§ Exercise aim
Copy the records from the start through the line containing "section-divider xyxy=(103,245,597,246)", swapping "red-arrow-icon" for "red-pointer-icon" and leaving everything else unchanged.

§ Data in this exercise
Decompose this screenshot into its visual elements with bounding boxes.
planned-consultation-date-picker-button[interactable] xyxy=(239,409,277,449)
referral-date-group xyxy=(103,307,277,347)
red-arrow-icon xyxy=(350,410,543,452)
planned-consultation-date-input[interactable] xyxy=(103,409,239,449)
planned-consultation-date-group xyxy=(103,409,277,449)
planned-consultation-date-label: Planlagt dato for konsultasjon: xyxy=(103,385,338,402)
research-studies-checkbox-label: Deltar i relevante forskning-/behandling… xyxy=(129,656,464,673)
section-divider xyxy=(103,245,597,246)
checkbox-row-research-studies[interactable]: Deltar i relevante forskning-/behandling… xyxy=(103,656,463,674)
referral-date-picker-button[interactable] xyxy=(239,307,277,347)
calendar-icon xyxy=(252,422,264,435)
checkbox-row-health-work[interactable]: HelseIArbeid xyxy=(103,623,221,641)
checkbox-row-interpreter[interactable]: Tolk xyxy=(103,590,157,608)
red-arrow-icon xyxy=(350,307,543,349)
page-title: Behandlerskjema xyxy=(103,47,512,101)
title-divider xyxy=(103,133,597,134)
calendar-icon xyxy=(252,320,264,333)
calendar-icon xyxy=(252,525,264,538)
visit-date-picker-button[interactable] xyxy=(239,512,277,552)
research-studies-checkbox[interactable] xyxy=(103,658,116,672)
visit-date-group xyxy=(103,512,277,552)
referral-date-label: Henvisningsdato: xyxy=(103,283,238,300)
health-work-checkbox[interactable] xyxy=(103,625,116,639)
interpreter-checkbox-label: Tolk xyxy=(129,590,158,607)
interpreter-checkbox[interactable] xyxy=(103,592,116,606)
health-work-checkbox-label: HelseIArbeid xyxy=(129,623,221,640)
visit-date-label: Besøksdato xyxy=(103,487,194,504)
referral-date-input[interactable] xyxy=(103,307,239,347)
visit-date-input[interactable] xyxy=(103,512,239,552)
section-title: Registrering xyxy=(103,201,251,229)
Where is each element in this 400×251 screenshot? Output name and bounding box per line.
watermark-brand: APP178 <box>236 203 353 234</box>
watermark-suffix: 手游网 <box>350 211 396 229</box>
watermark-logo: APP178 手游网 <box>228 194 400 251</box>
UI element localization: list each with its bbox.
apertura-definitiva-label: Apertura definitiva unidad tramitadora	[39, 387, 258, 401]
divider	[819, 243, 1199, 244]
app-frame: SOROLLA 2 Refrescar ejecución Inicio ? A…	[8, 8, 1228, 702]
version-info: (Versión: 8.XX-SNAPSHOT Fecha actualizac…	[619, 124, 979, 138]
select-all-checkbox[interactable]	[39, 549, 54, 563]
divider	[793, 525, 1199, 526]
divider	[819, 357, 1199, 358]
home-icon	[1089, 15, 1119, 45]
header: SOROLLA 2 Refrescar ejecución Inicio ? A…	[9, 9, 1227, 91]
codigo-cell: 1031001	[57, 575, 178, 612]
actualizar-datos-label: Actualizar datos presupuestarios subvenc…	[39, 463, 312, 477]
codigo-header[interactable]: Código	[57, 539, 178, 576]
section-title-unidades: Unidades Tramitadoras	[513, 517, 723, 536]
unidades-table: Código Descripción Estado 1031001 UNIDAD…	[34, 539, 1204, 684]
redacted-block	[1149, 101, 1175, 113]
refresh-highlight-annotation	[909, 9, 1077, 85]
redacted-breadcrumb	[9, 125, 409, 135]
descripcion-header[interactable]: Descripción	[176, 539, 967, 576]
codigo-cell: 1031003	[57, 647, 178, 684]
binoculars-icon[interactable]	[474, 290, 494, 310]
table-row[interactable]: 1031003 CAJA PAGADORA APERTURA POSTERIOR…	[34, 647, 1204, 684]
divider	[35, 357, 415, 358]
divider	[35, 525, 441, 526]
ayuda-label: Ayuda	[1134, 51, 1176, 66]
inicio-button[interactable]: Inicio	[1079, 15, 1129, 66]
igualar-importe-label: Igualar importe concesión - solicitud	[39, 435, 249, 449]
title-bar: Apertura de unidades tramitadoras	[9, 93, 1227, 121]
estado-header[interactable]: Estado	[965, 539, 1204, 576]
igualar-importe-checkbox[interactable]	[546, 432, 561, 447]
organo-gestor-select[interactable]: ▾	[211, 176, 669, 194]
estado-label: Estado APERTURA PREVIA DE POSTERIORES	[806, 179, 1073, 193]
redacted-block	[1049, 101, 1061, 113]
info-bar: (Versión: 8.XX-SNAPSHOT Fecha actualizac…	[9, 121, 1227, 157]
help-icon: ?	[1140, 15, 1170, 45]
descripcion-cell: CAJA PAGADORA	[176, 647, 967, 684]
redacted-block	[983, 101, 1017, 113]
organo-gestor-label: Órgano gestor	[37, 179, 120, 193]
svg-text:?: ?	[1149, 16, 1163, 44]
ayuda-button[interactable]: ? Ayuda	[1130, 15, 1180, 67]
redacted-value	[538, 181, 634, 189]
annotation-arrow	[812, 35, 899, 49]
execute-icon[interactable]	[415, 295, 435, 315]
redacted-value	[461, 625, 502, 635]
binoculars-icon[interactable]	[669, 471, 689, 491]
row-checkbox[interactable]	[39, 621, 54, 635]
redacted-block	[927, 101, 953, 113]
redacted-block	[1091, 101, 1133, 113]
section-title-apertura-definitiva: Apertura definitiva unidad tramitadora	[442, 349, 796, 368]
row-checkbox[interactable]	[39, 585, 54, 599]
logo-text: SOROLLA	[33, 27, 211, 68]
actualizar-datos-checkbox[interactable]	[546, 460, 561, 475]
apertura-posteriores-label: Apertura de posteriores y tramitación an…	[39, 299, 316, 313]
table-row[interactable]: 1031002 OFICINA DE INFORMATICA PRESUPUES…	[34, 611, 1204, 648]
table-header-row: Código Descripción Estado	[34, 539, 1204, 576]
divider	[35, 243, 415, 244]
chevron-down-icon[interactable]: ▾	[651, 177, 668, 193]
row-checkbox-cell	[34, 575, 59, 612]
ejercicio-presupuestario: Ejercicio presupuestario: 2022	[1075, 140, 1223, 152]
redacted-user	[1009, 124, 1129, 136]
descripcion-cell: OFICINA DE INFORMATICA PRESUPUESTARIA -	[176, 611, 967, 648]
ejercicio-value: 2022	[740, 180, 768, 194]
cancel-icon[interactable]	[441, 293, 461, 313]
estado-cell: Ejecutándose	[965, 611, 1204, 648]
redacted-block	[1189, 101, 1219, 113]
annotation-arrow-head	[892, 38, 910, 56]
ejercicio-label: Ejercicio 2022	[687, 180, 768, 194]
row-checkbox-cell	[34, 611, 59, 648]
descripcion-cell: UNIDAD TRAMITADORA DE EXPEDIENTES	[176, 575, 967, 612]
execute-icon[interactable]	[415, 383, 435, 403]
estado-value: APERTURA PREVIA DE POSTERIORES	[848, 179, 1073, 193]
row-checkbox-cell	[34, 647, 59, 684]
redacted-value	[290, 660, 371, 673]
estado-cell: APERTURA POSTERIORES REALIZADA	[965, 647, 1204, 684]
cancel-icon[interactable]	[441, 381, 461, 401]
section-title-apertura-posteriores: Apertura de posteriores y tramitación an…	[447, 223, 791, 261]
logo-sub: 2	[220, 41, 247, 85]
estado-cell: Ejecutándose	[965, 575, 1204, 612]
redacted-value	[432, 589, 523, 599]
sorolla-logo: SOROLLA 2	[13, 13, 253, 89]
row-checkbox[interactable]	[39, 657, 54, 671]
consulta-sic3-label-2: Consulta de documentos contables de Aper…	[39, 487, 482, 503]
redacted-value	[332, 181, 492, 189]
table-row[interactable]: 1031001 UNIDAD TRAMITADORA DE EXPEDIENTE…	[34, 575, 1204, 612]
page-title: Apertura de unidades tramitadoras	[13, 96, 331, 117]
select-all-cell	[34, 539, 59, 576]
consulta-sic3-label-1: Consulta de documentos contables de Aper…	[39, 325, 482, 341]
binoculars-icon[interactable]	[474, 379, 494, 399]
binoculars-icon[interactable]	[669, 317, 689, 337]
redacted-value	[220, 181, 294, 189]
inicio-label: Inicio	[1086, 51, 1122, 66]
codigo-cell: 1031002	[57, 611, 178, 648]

§ Answer for this exercise
Decompose this screenshot into its visual elements with bounding boxes.
planned-consultation-date-picker-button[interactable] xyxy=(239,409,277,449)
referral-date-group xyxy=(103,307,277,347)
red-pointer-icon xyxy=(350,410,543,452)
planned-consultation-date-input[interactable] xyxy=(103,409,239,449)
planned-consultation-date-group xyxy=(103,409,277,449)
planned-consultation-date-label: Planlagt dato for konsultasjon: xyxy=(103,385,338,402)
research-studies-checkbox-label: Deltar i relevante forskning-/behandling… xyxy=(129,656,464,673)
section-divider xyxy=(103,245,597,246)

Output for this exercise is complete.